[begin Page]

No. 88 Grove Street has been lovingly restored by the present owners |
The orange brick homes featured handsome doorways and paneled brownstone lintels. Wrought iron fencing protected the English basements.
Thomas A. Wilmurt and his wife, Anne K. Wilmurt, purchased No. 88 in 1862 as the Civil War was raging. Wilmurt would become well-respected as “one of the oldest picture-frame and looking-glass dealers in New York,” as characterized by The New York Times decades later. Sadly, two years after moving in, the family held the funeral for their 6-year old son Walter in the parlor.
By now the Federal style of the home was dated and the Wilmurts set about remodeling it in the contemporary and fashionable French Second Empire style. The style originated in Paris and quickly spread to the United States.

[end Page]
[begin Dataset excerpts]

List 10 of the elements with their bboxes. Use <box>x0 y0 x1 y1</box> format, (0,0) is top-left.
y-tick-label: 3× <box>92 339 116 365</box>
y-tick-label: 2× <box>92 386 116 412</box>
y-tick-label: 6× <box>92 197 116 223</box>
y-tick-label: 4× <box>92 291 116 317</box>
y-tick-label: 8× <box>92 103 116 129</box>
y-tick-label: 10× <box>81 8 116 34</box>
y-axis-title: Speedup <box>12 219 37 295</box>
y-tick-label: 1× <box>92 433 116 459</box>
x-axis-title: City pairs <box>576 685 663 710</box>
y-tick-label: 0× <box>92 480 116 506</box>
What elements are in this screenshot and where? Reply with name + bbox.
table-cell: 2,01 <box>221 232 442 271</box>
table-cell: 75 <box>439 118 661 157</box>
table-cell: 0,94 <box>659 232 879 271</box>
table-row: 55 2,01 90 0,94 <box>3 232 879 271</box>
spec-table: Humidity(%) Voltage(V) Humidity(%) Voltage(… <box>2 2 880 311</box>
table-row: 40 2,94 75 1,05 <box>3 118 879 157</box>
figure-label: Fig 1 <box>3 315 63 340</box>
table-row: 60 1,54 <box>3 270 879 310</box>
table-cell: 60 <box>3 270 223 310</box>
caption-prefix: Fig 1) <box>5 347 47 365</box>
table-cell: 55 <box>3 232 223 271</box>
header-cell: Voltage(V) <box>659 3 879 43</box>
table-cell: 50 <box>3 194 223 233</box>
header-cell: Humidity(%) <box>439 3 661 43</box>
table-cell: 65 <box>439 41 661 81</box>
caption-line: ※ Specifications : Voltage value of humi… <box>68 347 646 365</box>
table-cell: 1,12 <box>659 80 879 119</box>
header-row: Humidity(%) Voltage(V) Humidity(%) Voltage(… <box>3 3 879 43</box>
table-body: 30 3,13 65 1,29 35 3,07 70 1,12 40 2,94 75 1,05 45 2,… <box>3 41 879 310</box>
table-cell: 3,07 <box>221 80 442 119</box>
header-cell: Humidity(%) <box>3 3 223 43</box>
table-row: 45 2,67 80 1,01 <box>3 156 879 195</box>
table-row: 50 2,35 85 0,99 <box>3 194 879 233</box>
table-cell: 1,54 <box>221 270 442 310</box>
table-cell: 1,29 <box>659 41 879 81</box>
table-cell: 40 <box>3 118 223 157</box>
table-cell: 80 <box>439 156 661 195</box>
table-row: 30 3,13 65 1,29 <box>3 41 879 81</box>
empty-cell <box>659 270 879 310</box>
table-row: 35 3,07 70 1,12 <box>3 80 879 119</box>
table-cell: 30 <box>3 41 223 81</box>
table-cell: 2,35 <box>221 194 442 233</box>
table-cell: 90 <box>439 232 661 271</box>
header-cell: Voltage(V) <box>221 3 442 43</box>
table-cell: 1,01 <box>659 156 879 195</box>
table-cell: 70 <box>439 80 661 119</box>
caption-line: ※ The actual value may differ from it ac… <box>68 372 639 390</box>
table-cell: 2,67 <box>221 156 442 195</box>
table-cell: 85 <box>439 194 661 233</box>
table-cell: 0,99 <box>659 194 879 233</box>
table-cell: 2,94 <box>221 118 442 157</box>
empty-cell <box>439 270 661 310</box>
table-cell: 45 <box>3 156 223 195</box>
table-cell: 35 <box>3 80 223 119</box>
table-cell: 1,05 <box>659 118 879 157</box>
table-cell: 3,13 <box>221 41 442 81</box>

[end Dataset excerpts]

### Directive
List every person named in the text about No. 88 Grove Street.

### Solution for this problem
Thomas A. Wilmurt, Anne K. Wilmurt, Walter